**GOALS:**
1. List every adversarial attack that the page on defending audio deepfake detectors names.
2. From the page on defending audio deepfake detectors, reproduce the passage that begins at the words "Defense Against Adversarial" and stops after "the first time.".

**PASSAGE PROVIDED:**

-- Begin --

Defense Against Adversarial Attacks on Audio DeepFake Detection

Authors: Piotr Kawa, Marcin Plata, Piotr Syga

Published: 2022-12-30 08:41:06+00:00

AI Summary

This research evaluates the robustness of three audio deepfake detection architectures against adversarial attacks. The authors introduce a novel adaptive adversarial training method to enhance the robustness of these detectors, notably adapting RawNet3 for deepfake detection for the first time.

Abstract

Audio DeepFakes (DF) are artificially generated utterances created using deep learning, with the primary aim of fooling the listeners in a highly convincing manner. Their quality is sufficient to pose a severe threat in terms of security and privacy, including the reliability of news or defamation. Multiple neural network-based methods to detect generated speech have been proposed to prevent the threats. In this work, we cover the topic of adversarial attacks, which decrease the performance of detectors by adding superficial (difficult to spot by a human) changes to input data. Our contribution contains evaluating the robustness of 3 detection architectures against adversarial attacks in two scenarios (white-box and using transferability) and enhancing it later by using adversarial training performed by our novel adaptive training. Moreover, one of the investigated architectures is RawNet3, which, to the best of our knowledge, we adapted for the first time to DeepFake detection.


Key findings
Adversarial attacks significantly reduce the effectiveness of audio deepfake detectors. The proposed adaptive adversarial training method substantially improves the robustness of the LCNN model against both white-box and transferability attacks, with acceptable performance on clean data. RawNet3 shows inherent robustness.
Approach
The study evaluates the robustness of three audio deepfake detection models (LCNN, RawNet3, SpecRNet) against various adversarial attacks (FGSM, PGD, FAB) in white-box and transferability scenarios. It then employs a novel adaptive adversarial training method to improve the models' resistance to these attacks.
Datasets
ASVspoof2021 (DF subset), FakeAVCeleb, and WaveFake datasets, comprising a total of 41,217 real and 702,269 fake samples generated using over 100 deepfake methods.
Model(s)
LCNN, RawNet3, SpecRNet
Author countries
Poland

-- End --

**MATERIAL PROVIDED:**
-- Begin --

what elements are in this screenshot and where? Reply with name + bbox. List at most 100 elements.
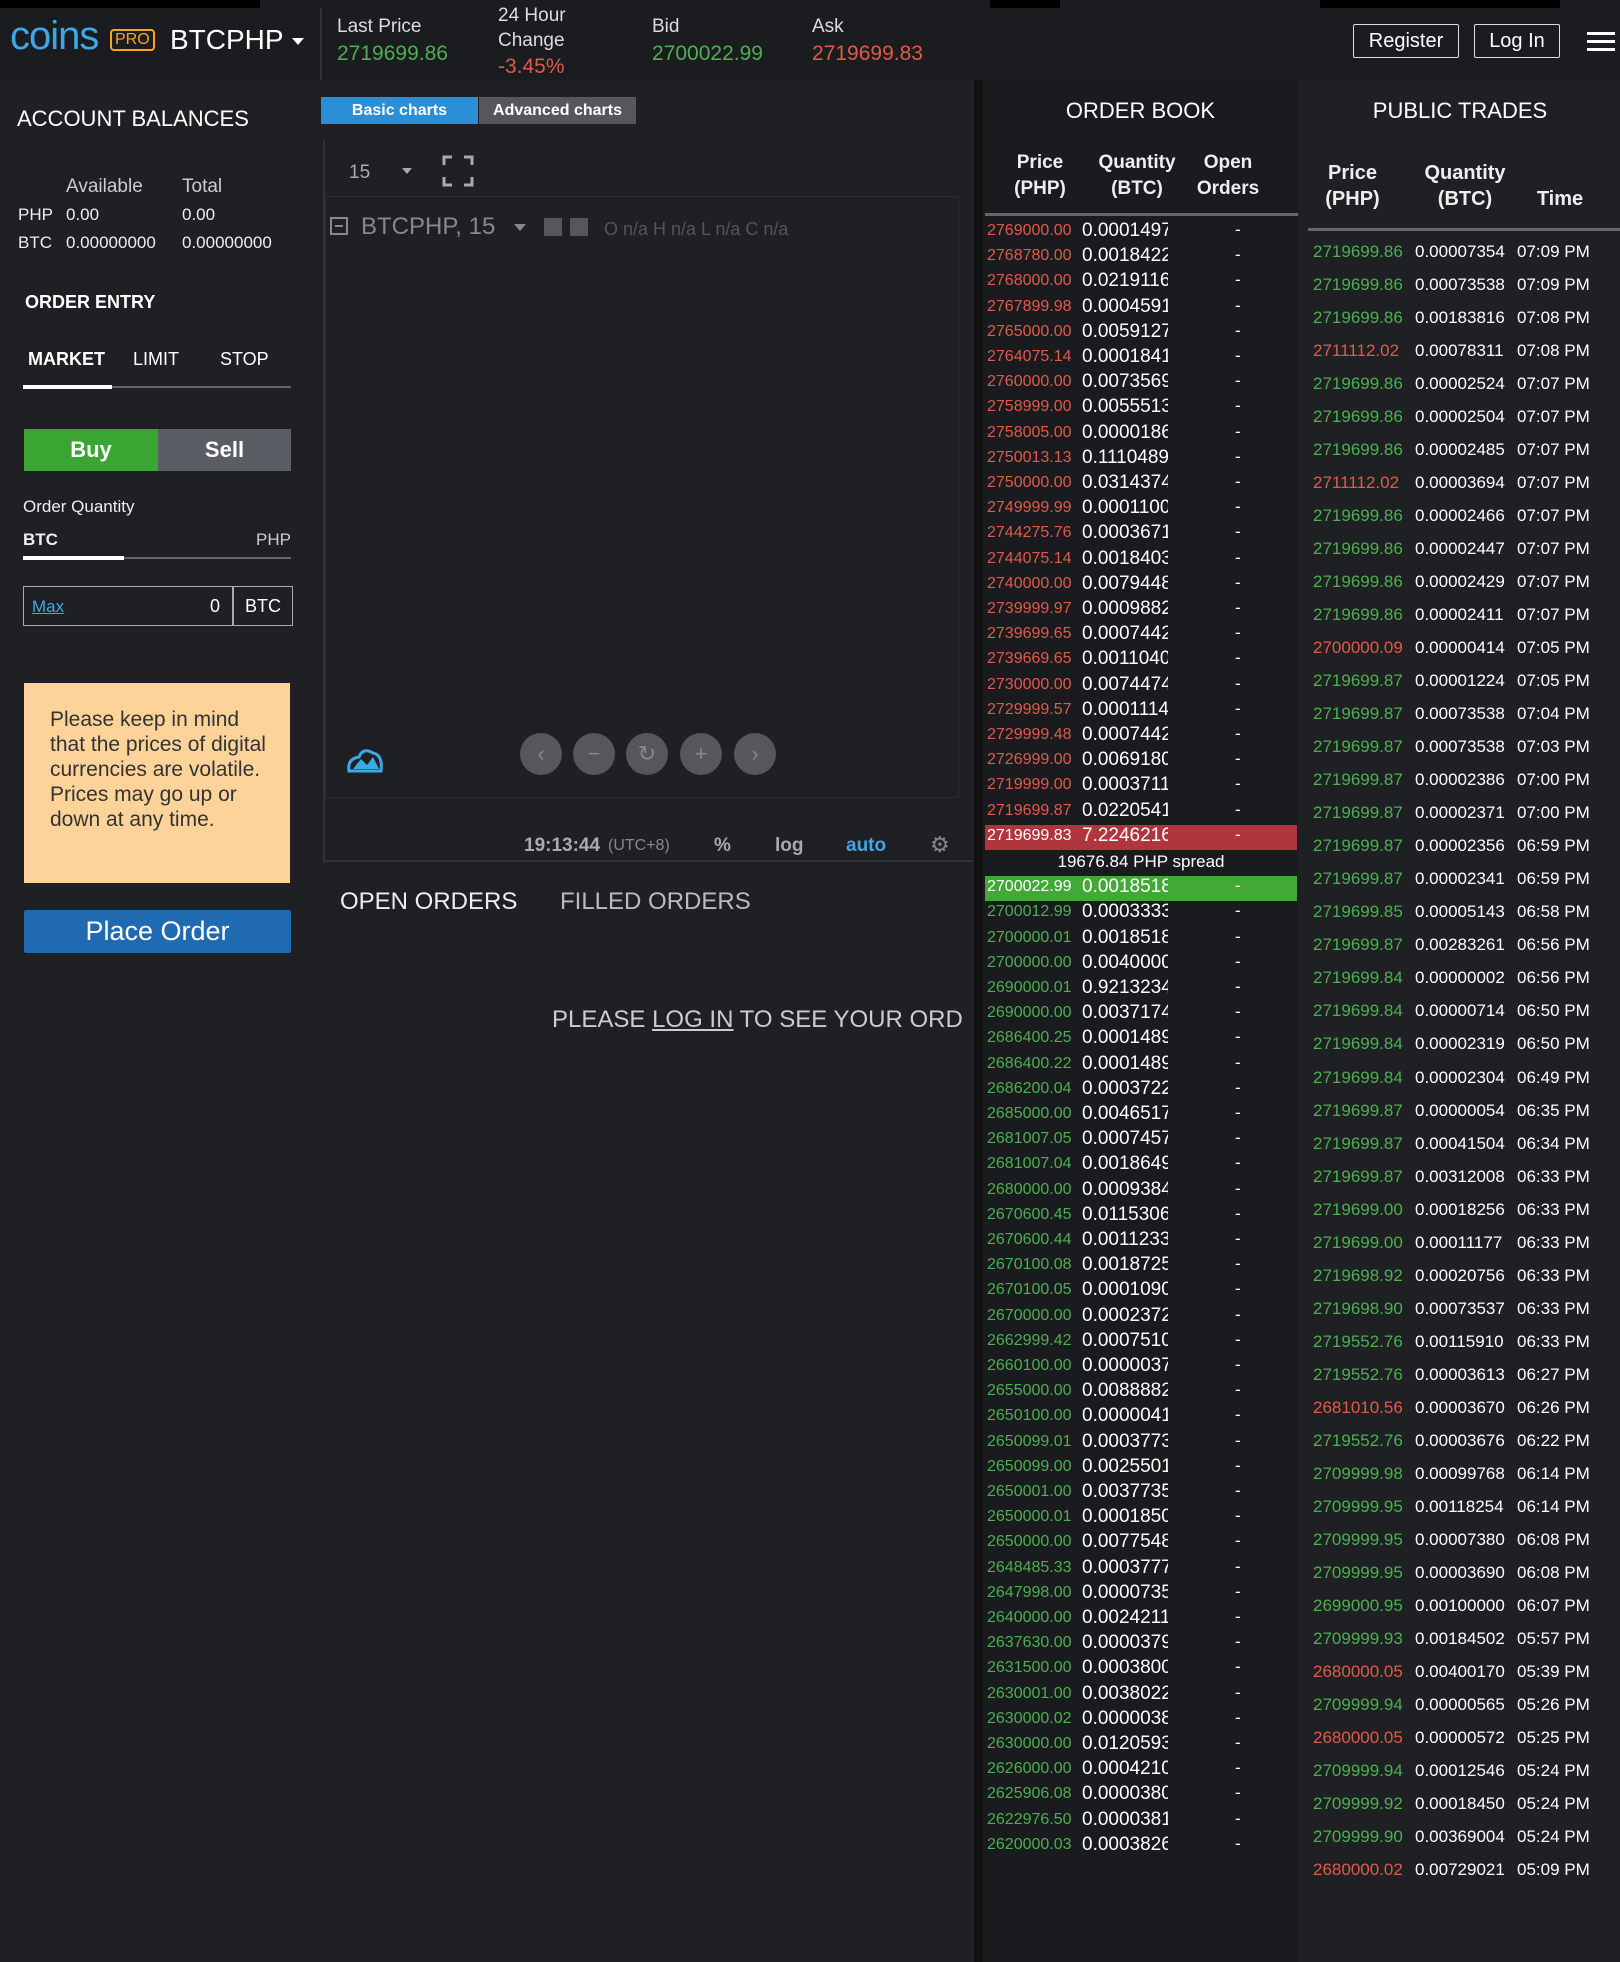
tab-basic-charts[interactable]: Basic charts [321,97,478,124]
register-button[interactable]: Register [1353,24,1459,58]
ob-bid-row[interactable]: 2625906.08 0.00003808 - [985,1783,1297,1808]
max-link[interactable]: Max [32,597,64,617]
buy-button[interactable]: Buy [24,429,158,471]
qty-tab-php[interactable]: PHP [256,530,291,550]
pair-selector[interactable]: BTCPHP [170,24,284,56]
tab-filled-orders[interactable]: FILLED ORDERS [560,888,751,916]
ob-ask-row[interactable]: 2767899.98 0.00045912 - [985,296,1297,321]
ob-ask-row[interactable]: 2729999.48 0.00074427 - [985,724,1297,749]
ob-bid-row[interactable]: 2681007.05 0.00074577 - [985,1128,1297,1153]
ob-bid-row[interactable]: 2700000.01 0.00185185 - [985,927,1297,952]
ob-ask-row[interactable]: 2719699.87 0.02205419 - [985,800,1297,825]
ob-bid-row[interactable]: 2700012.99 0.00033333 - [985,901,1297,926]
ob-bid-row[interactable]: 2670100.05 0.00010907 - [985,1279,1297,1304]
ob-bid-row[interactable]: 2630000.00 0.01205935 - [985,1733,1297,1758]
sell-button[interactable]: Sell [158,429,291,471]
fullscreen-icon[interactable] [442,155,474,192]
ob-bid-row[interactable]: 2650000.01 0.00018500 - [985,1506,1297,1531]
ob-bid-row[interactable]: 2690000.00 0.00371747 - [985,1002,1297,1027]
log-toggle[interactable]: log [775,835,804,857]
ob-bid-row[interactable]: 2681007.04 0.00186497 - [985,1153,1297,1178]
quantity-input[interactable]: Max 0 [23,586,233,626]
ob-bid-row[interactable]: 2631500.00 0.00038001 - [985,1657,1297,1682]
reset-icon[interactable]: ↻ [626,733,668,775]
chevron-down-icon[interactable] [514,224,526,231]
ob-ask-row[interactable]: 2744075.14 0.00184033 - [985,548,1297,573]
ob-bid-row[interactable]: 2650099.01 0.00037734 - [985,1431,1297,1456]
percent-toggle[interactable]: % [714,835,731,857]
hamburger-menu-icon[interactable] [1587,32,1615,56]
ob-bid-row[interactable]: 2686200.04 0.00037227 - [985,1078,1297,1103]
ob-bid-row[interactable]: 2622976.50 0.00003812 - [985,1809,1297,1834]
login-link[interactable]: LOG IN [652,1006,733,1033]
quantity-value[interactable]: 0 [210,596,220,617]
zoom-out-icon[interactable]: − [573,733,615,775]
ob-ask-row[interactable]: 2740000.00 0.00794485 - [985,573,1297,598]
ob-bid-row[interactable]: 2670100.08 0.00187259 - [985,1254,1297,1279]
chart-canvas[interactable] [325,196,959,798]
ob-best-bid-row[interactable]: 2700022.99 0.00185184 - [985,876,1297,902]
ob-bid-row[interactable]: 2637630.00 0.00003791 - [985,1632,1297,1657]
logo[interactable]: coins [10,14,99,59]
ob-bid-row[interactable]: 2670000.00 0.00023723 - [985,1305,1297,1330]
ob-ask-row[interactable]: 2768780.00 0.00184226 - [985,245,1297,270]
ob-bid-row[interactable]: 2630001.00 0.00380228 - [985,1683,1297,1708]
ob-bid-row[interactable]: 2650000.00 0.00775481 - [985,1531,1297,1556]
ob-ask-row[interactable]: 2760000.00 0.00735691 - [985,371,1297,396]
ob-ask-row[interactable]: 2750013.13 0.11104895 - [985,447,1297,472]
ob-bid-row[interactable]: 2640000.00 0.00242118 - [985,1607,1297,1632]
settings-icon[interactable] [570,218,588,236]
ob-bid-row[interactable]: 2647998.00 0.00007350 - [985,1582,1297,1607]
ob-ask-row[interactable]: 2768000.00 0.02191167 - [985,270,1297,295]
qty-tab-btc[interactable]: BTC [23,530,58,550]
gear-icon[interactable]: ⚙ [930,832,950,858]
ob-bid-row[interactable]: 2670600.45 0.01153061 - [985,1204,1297,1229]
auto-toggle[interactable]: auto [846,835,886,857]
ob-bid-row[interactable]: 2630000.02 0.00000380 - [985,1708,1297,1733]
ob-best-ask-row[interactable]: 2719699.83 7.22462160 - [985,824,1297,850]
chevron-right-icon[interactable]: › [734,733,776,775]
ob-bid-row[interactable]: 2686400.22 0.00014890 - [985,1053,1297,1078]
ob-bid-row[interactable]: 2686400.25 0.00014890 - [985,1027,1297,1052]
interval-selector[interactable]: 15 [349,162,370,184]
tab-open-orders[interactable]: OPEN ORDERS [340,888,517,916]
ob-ask-row[interactable]: 2730000.00 0.00744741 - [985,674,1297,699]
ob-ask-row[interactable]: 2750000.00 0.03143747 - [985,472,1297,497]
chevron-down-icon[interactable] [292,38,304,45]
zoom-in-icon[interactable]: + [680,733,722,775]
ob-bid-row[interactable]: 2650001.00 0.00377358 - [985,1481,1297,1506]
collapse-icon[interactable] [330,217,348,235]
login-button[interactable]: Log In [1474,24,1560,58]
settings-icon[interactable] [544,218,562,236]
ob-bid-row[interactable]: 2620000.03 0.00038261 - [985,1834,1297,1859]
ob-bid-row[interactable]: 2648485.33 0.00037776 - [985,1557,1297,1582]
ob-ask-row[interactable]: 2726999.00 0.00691801 - [985,749,1297,774]
ob-bid-row[interactable]: 2690000.01 0.92132349 - [985,977,1297,1002]
ob-ask-row[interactable]: 2765000.00 0.00591275 - [985,321,1297,346]
tab-advanced-charts[interactable]: Advanced charts [479,97,636,124]
ob-bid-row[interactable]: 2685000.00 0.00465177 - [985,1103,1297,1128]
ob-ask-row[interactable]: 2739699.65 0.00074423 - [985,623,1297,648]
tab-stop[interactable]: STOP [220,349,269,370]
ob-bid-row[interactable]: 2650099.00 0.00255012 - [985,1456,1297,1481]
ob-ask-row[interactable]: 2764075.14 0.00018415 - [985,346,1297,371]
ob-ask-row[interactable]: 2739999.97 0.00098826 - [985,598,1297,623]
ob-bid-row[interactable]: 2660100.00 0.00000376 - [985,1355,1297,1380]
ob-bid-row[interactable]: 2650100.00 0.00000415 - [985,1405,1297,1430]
ob-ask-row[interactable]: 2719999.00 0.00037118 - [985,774,1297,799]
ob-ask-row[interactable]: 2758999.00 0.00555134 - [985,396,1297,421]
ob-ask-row[interactable]: 2739669.65 0.00110400 - [985,648,1297,673]
ob-bid-row[interactable]: 2626000.00 0.00042106 - [985,1758,1297,1783]
ob-bid-row[interactable]: 2670600.44 0.00112335 - [985,1229,1297,1254]
chevron-left-icon[interactable]: ‹ [520,733,562,775]
tab-market[interactable]: MARKET [28,349,105,370]
ob-ask-row[interactable]: 2729999.57 0.00011144 - [985,699,1297,724]
place-order-button[interactable]: Place Order [24,910,291,953]
chevron-down-icon[interactable] [402,168,412,174]
ob-ask-row[interactable]: 2769000.00 0.0001497€ - [985,220,1297,245]
ob-ask-row[interactable]: 2758005.00 0.00001864 - [985,422,1297,447]
ob-bid-row[interactable]: 2680000.00 0.00093849 - [985,1179,1297,1204]
ob-bid-row[interactable]: 2662999.42 0.00075103 - [985,1330,1297,1355]
tab-limit[interactable]: LIMIT [133,349,179,370]
ob-bid-row[interactable]: 2655000.00 0.00888820 - [985,1380,1297,1405]
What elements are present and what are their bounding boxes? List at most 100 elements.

-- End --

**RESPONSES TO THE EXERCISE:**
1. FGSM, PGD, FAB

2.
Defense Against Adversarial Attacks on Audio DeepFake Detection

Authors: Piotr Kawa, Marcin Plata, Piotr Syga

Published: 2022-12-30 08:41:06+00:00

AI Summary

This research evaluates the robustness of three audio deepfake detection architectures against adversarial attacks. The authors introduce a novel adaptive adversarial training method to enhance the robustness of these detectors, notably adapting RawNet3 for deepfake detection for the first time.